----- Data supplied

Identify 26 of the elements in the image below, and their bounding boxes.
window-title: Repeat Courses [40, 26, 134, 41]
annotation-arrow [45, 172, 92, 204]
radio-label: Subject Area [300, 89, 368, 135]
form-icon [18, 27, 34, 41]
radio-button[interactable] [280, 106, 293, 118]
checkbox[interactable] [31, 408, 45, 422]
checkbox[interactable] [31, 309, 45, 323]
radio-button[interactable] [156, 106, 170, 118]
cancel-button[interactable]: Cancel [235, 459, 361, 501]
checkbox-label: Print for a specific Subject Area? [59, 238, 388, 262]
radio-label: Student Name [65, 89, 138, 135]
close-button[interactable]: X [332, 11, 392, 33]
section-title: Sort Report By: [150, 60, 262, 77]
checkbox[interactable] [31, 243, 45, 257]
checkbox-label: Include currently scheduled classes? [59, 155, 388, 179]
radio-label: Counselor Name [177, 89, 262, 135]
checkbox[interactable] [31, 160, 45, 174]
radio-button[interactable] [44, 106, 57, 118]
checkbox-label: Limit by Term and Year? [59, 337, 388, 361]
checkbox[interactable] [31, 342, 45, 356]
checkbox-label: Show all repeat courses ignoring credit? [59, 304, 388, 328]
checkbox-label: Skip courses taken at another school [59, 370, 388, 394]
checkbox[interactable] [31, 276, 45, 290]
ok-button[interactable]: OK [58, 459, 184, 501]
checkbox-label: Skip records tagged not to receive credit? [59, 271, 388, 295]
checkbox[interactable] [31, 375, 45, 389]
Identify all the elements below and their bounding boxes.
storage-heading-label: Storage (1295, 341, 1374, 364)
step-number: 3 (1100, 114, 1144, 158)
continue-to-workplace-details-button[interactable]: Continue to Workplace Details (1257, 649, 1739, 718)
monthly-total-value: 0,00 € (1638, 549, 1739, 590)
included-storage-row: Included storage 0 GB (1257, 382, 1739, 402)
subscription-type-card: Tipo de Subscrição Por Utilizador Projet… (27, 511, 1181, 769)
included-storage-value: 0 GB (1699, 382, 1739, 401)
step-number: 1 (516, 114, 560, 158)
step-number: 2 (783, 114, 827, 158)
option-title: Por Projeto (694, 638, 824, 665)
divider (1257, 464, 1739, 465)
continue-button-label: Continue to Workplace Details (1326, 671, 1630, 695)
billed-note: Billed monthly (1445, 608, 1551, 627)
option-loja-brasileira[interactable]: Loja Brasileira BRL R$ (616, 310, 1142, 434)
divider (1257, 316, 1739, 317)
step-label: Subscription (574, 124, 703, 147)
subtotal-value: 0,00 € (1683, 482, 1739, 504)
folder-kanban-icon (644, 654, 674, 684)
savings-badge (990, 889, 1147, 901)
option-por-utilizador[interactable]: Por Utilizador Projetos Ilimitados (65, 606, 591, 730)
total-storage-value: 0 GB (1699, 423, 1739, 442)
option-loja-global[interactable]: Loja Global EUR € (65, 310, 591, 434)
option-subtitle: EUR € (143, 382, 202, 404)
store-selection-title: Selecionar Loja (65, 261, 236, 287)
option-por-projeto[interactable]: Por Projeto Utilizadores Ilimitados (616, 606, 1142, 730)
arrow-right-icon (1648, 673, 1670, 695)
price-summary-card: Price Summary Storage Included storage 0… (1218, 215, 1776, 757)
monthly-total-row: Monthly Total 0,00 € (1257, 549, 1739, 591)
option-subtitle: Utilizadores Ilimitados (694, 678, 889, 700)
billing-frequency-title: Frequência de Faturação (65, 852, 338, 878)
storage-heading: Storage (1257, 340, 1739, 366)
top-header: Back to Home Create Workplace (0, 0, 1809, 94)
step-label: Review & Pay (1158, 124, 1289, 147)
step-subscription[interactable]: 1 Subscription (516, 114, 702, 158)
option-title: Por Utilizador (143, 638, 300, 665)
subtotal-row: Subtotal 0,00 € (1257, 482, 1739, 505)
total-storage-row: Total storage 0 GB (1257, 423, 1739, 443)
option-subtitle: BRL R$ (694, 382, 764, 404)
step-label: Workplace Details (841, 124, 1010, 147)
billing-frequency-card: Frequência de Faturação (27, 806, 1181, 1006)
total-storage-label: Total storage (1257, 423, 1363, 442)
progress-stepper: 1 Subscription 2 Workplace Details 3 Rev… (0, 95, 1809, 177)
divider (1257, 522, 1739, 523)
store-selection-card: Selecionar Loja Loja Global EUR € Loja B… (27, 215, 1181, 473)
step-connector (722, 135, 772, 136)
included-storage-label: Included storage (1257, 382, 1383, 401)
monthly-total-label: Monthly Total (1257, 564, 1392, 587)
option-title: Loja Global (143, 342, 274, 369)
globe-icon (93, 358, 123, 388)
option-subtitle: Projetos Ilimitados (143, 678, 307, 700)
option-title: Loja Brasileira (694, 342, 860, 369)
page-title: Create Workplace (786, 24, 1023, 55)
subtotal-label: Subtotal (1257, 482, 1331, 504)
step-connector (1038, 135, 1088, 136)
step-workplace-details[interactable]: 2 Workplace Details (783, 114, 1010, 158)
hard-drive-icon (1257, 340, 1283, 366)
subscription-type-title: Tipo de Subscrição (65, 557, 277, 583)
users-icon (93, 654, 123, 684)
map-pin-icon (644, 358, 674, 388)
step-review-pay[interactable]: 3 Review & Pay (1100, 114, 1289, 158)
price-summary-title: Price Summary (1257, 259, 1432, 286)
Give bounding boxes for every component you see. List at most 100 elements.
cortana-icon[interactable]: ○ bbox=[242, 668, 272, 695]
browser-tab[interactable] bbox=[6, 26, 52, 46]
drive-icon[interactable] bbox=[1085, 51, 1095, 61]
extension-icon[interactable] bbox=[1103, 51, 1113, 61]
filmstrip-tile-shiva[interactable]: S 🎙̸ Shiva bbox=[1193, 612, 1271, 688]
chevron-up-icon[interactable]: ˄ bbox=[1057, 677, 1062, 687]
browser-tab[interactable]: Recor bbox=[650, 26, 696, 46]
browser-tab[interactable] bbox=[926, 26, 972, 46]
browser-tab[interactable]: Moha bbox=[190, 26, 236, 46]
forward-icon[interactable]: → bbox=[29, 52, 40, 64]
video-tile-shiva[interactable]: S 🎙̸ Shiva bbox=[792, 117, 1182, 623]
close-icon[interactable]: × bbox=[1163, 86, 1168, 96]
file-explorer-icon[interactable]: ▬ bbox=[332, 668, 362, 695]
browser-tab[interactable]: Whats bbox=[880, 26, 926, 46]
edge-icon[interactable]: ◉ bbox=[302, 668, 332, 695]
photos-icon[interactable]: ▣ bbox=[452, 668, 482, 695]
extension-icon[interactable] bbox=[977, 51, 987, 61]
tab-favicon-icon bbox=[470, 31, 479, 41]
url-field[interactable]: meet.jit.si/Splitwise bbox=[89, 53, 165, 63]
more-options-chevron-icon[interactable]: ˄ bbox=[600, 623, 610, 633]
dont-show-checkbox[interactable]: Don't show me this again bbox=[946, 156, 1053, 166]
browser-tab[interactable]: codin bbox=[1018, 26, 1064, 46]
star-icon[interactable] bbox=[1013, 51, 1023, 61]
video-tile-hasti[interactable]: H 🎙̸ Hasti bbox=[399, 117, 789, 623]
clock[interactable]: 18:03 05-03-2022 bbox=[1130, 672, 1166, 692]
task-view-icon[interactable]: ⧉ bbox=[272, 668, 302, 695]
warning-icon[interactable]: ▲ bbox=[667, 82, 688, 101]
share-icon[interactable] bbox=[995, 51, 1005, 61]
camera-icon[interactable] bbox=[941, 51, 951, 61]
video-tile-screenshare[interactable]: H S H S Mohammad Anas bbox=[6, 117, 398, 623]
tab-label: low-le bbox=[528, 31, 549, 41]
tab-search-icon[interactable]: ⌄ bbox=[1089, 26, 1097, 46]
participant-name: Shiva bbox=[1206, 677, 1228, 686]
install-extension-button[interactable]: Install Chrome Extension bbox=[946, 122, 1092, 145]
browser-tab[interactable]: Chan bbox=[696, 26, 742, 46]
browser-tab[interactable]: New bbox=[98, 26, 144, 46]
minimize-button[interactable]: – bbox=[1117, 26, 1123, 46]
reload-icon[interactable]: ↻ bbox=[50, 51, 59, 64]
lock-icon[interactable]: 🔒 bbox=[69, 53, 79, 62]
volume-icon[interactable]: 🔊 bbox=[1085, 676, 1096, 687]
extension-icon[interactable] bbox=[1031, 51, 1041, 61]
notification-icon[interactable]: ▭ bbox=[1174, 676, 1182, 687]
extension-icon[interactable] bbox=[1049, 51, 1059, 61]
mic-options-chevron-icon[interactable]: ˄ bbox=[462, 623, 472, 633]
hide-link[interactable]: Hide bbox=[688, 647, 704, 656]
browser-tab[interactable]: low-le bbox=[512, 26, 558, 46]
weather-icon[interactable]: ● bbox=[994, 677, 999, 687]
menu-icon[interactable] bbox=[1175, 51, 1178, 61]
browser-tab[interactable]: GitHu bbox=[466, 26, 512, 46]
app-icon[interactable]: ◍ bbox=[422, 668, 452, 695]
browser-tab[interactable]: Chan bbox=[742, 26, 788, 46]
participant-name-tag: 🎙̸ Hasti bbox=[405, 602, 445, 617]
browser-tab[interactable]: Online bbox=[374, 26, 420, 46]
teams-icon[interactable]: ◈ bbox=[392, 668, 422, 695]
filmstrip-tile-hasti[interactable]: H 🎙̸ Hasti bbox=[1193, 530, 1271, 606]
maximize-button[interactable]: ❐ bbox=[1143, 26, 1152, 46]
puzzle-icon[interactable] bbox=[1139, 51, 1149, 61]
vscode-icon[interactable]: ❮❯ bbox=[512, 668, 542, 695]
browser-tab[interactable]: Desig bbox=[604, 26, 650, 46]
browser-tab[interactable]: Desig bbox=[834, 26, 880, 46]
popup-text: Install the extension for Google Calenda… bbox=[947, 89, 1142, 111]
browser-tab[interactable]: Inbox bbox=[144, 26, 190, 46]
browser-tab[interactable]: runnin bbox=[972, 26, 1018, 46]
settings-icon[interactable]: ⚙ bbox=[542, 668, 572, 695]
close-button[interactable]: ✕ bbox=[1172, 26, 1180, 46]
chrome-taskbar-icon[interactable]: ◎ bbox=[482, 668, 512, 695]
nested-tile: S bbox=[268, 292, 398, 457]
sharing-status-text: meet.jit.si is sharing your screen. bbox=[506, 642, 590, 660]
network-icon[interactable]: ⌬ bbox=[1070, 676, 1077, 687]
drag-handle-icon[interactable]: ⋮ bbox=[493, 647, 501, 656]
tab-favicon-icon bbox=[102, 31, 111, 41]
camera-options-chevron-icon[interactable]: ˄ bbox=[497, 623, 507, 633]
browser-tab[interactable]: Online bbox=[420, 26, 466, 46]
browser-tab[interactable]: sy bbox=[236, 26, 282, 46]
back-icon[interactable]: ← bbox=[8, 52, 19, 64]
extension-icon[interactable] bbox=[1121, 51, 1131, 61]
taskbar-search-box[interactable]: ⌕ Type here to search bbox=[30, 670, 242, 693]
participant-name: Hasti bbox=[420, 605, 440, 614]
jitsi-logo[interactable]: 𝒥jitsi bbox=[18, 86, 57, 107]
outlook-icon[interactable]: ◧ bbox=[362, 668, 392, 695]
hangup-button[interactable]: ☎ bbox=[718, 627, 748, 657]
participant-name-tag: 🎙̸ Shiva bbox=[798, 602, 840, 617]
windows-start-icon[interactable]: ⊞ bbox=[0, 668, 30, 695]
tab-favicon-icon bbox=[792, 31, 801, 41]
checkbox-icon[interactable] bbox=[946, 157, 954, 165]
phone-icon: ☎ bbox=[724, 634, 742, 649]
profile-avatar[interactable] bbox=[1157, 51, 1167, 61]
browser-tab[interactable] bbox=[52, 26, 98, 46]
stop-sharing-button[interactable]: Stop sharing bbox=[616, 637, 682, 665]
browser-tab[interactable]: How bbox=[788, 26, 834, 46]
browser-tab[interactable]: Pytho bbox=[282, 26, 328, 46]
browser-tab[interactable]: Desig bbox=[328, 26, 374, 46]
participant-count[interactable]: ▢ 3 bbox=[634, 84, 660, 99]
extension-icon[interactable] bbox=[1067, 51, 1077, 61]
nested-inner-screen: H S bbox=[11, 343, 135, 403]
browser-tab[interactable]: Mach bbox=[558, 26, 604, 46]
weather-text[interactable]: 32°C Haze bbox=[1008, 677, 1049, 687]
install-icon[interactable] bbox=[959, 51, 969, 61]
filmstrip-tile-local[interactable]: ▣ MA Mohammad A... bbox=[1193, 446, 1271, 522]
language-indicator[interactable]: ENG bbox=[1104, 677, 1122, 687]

----------

Work required -> Copy the listing above word for word, from its first line through the line that contains "close-button[interactable]: X [332, 11, 392, 33]", including both of those lines.

Complete response ->
Identify 26 of the elements in the image below, and their bounding boxes.
window-title: Repeat Courses [40, 26, 134, 41]
annotation-arrow [45, 172, 92, 204]
radio-label: Subject Area [300, 89, 368, 135]
form-icon [18, 27, 34, 41]
radio-button[interactable] [280, 106, 293, 118]
checkbox[interactable] [31, 408, 45, 422]
checkbox[interactable] [31, 309, 45, 323]
radio-button[interactable] [156, 106, 170, 118]
cancel-button[interactable]: Cancel [235, 459, 361, 501]
checkbox-label: Print for a specific Subject Area? [59, 238, 388, 262]
radio-label: Student Name [65, 89, 138, 135]
close-button[interactable]: X [332, 11, 392, 33]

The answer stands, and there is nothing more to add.